(Data entries)
>>>

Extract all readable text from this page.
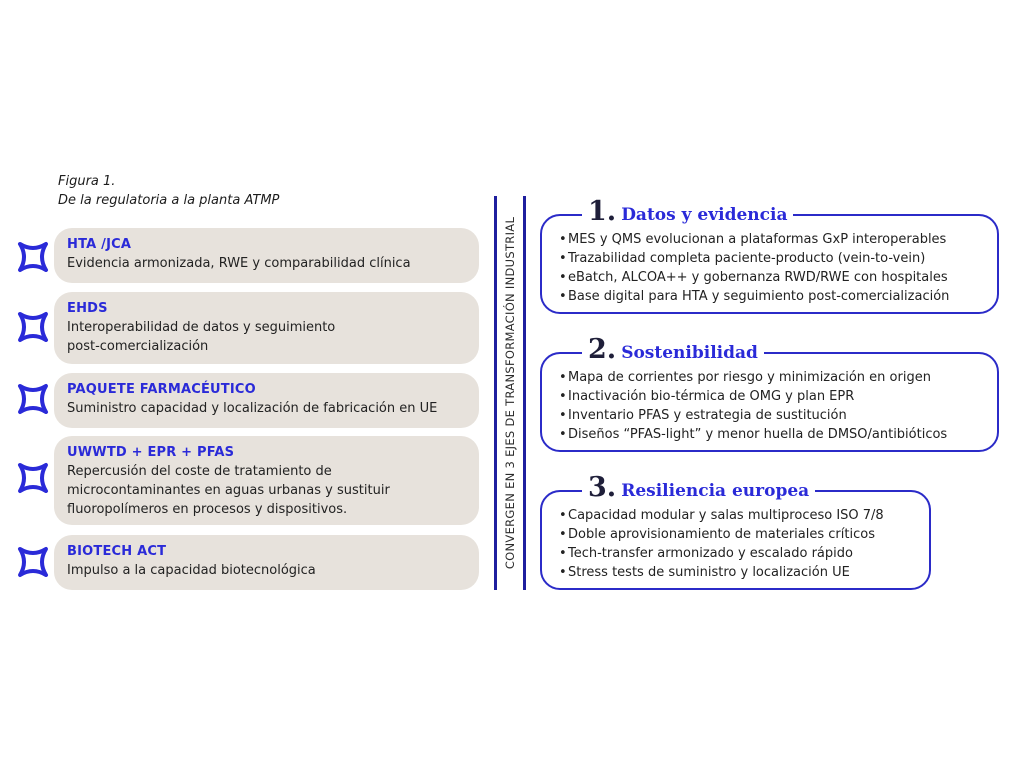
Figura 1.
De la regulatoria a la planta ATMP
HTA /JCA
Evidencia armonizada, RWE y comparabilidad clínica
EHDS
Interoperabilidad de datos y seguimiento post-comercialización
PAQUETE FARMACÉUTICO
Suministro capacidad y localización de fabricación en UE
UWWTD + EPR + PFAS
Repercusión del coste de tratamiento de microcontaminantes en aguas urbanas y sustituir fluoropolímeros en procesos y dispositivos.
BIOTECH ACT
Impulso a la capacidad biotecnológica
CONVERGEN EN 3 EJES DE TRANSFORMACIÓN INDUSTRIAL
1. Datos y evidencia
•MES y QMS evolucionan a plataformas GxP interoperables
•Trazabilidad completa paciente-producto (vein-to-vein)
•eBatch, ALCOA++ y gobernanza RWD/RWE con hospitales
•Base digital para HTA y seguimiento post-comercialización
2. Sostenibilidad
•Mapa de corrientes por riesgo y minimización en origen
•Inactivación bio-térmica de OMG y plan EPR
•Inventario PFAS y estrategia de sustitución
•Diseños “PFAS-light” y menor huella de DMSO/antibióticos
3. Resiliencia europea
•Capacidad modular y salas multiproceso ISO 7/8
•Doble aprovisionamiento de materiales críticos
•Tech-transfer armonizado y escalado rápido
•Stress tests de suministro y localización UE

<<<

--- REQUIREMENTS ---
Reproduce the data word for word, excluding its pictures.

--- SOLVED PROBLEM ---
Extract all readable text from this page.
Figura 1.
De la regulatoria a la planta ATMP
HTA /JCA
Evidencia armonizada, RWE y comparabilidad clínica
EHDS
Interoperabilidad de datos y seguimiento post-comercialización
PAQUETE FARMACÉUTICO
Suministro capacidad y localización de fabricación en UE
UWWTD + EPR + PFAS
Repercusión del coste de tratamiento de microcontaminantes en aguas urbanas y sustituir fluoropolímeros en procesos y dispositivos.
BIOTECH ACT
Impulso a la capacidad biotecnológica
CONVERGEN EN 3 EJES DE TRANSFORMACIÓN INDUSTRIAL
1. Datos y evidencia
•MES y QMS evolucionan a plataformas GxP interoperables
•Trazabilidad completa paciente-producto (vein-to-vein)
•eBatch, ALCOA++ y gobernanza RWD/RWE con hospitales
•Base digital para HTA y seguimiento post-comercialización
2. Sostenibilidad
•Mapa de corrientes por riesgo y minimización en origen
•Inactivación bio-térmica de OMG y plan EPR
•Inventario PFAS y estrategia de sustitución
•Diseños “PFAS-light” y menor huella de DMSO/antibióticos
3. Resiliencia europea
•Capacidad modular y salas multiproceso ISO 7/8
•Doble aprovisionamiento de materiales críticos
•Tech-transfer armonizado y escalado rápido
•Stress tests de suministro y localización UE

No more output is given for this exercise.